Copy every line of the entries below word for word, leaving out the pictures.

[Data items]
--------------------------------------------------

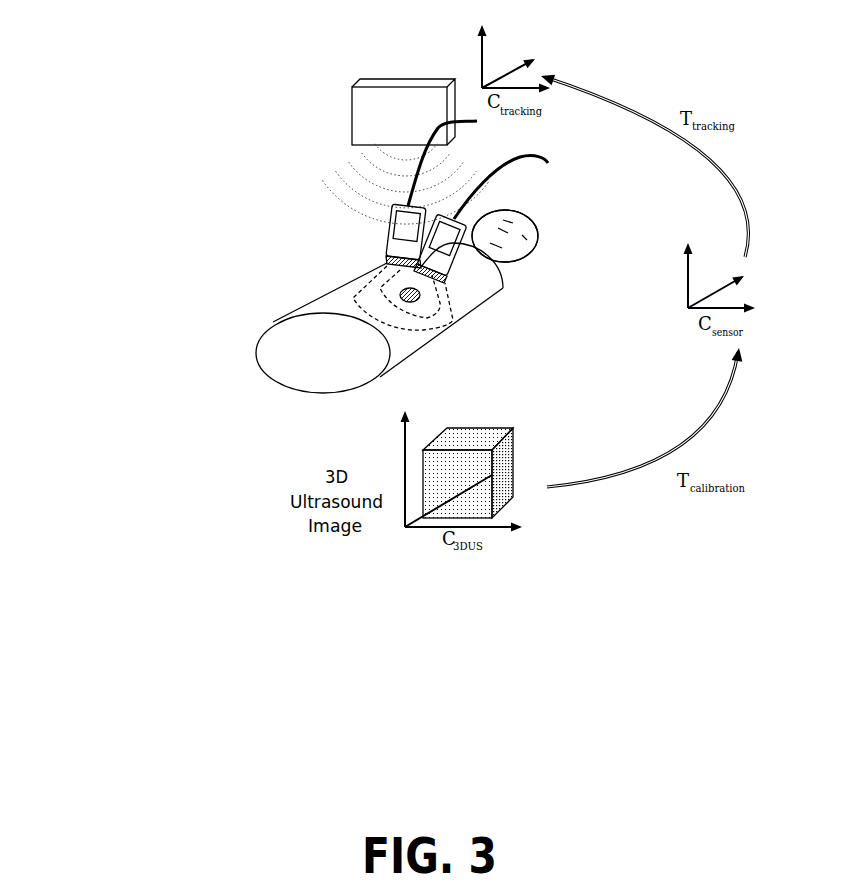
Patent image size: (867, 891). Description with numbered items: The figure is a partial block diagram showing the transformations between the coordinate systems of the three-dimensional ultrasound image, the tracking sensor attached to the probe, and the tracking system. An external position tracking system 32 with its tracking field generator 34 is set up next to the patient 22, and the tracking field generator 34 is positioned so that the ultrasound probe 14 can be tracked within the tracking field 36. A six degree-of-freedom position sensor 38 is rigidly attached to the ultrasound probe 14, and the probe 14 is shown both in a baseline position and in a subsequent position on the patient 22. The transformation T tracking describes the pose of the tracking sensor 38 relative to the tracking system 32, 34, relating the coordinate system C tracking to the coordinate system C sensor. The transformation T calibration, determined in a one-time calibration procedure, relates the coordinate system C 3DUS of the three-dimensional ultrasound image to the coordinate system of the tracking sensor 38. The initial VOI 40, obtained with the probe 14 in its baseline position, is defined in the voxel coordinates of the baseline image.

The tracking system 32 is at (336, 106).
The tracking field generator 34 is at (353, 97).
The tracking field 36 is at (388, 196).
The ultrasound probe 14 is at (287, 216).
The position sensor 38 is at (475, 237).
The initial VOI 40 is at (445, 310).
The patient 22 is at (270, 355).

--------------------------------------------------

Solution below =
Patent image size: (867, 891). Description with numbered items: The figure is a partial block diagram showing the transformations between the coordinate systems of the three-dimensional ultrasound image, the tracking sensor attached to the probe, and the tracking system. An external position tracking system 32 with its tracking field generator 34 is set up next to the patient 22, and the tracking field generator 34 is positioned so that the ultrasound probe 14 can be tracked within the tracking field 36. A six degree-of-freedom position sensor 38 is rigidly attached to the ultrasound probe 14, and the probe 14 is shown both in a baseline position and in a subsequent position on the patient 22. The transformation T tracking describes the pose of the tracking sensor 38 relative to the tracking system 32, 34, relating the coordinate system C tracking to the coordinate system C sensor. The transformation T calibration, determined in a one-time calibration procedure, relates the coordinate system C 3DUS of the three-dimensional ultrasound image to the coordinate system of the tracking sensor 38. The initial VOI 40, obtained with the probe 14 in its baseline position, is defined in the voxel coordinates of the baseline image.

The tracking system 32 is at (336, 106).
The tracking field generator 34 is at (353, 97).
The tracking field 36 is at (388, 196).
The ultrasound probe 14 is at (287, 216).
The position sensor 38 is at (475, 237).
The initial VOI 40 is at (445, 310).
The patient 22 is at (270, 355).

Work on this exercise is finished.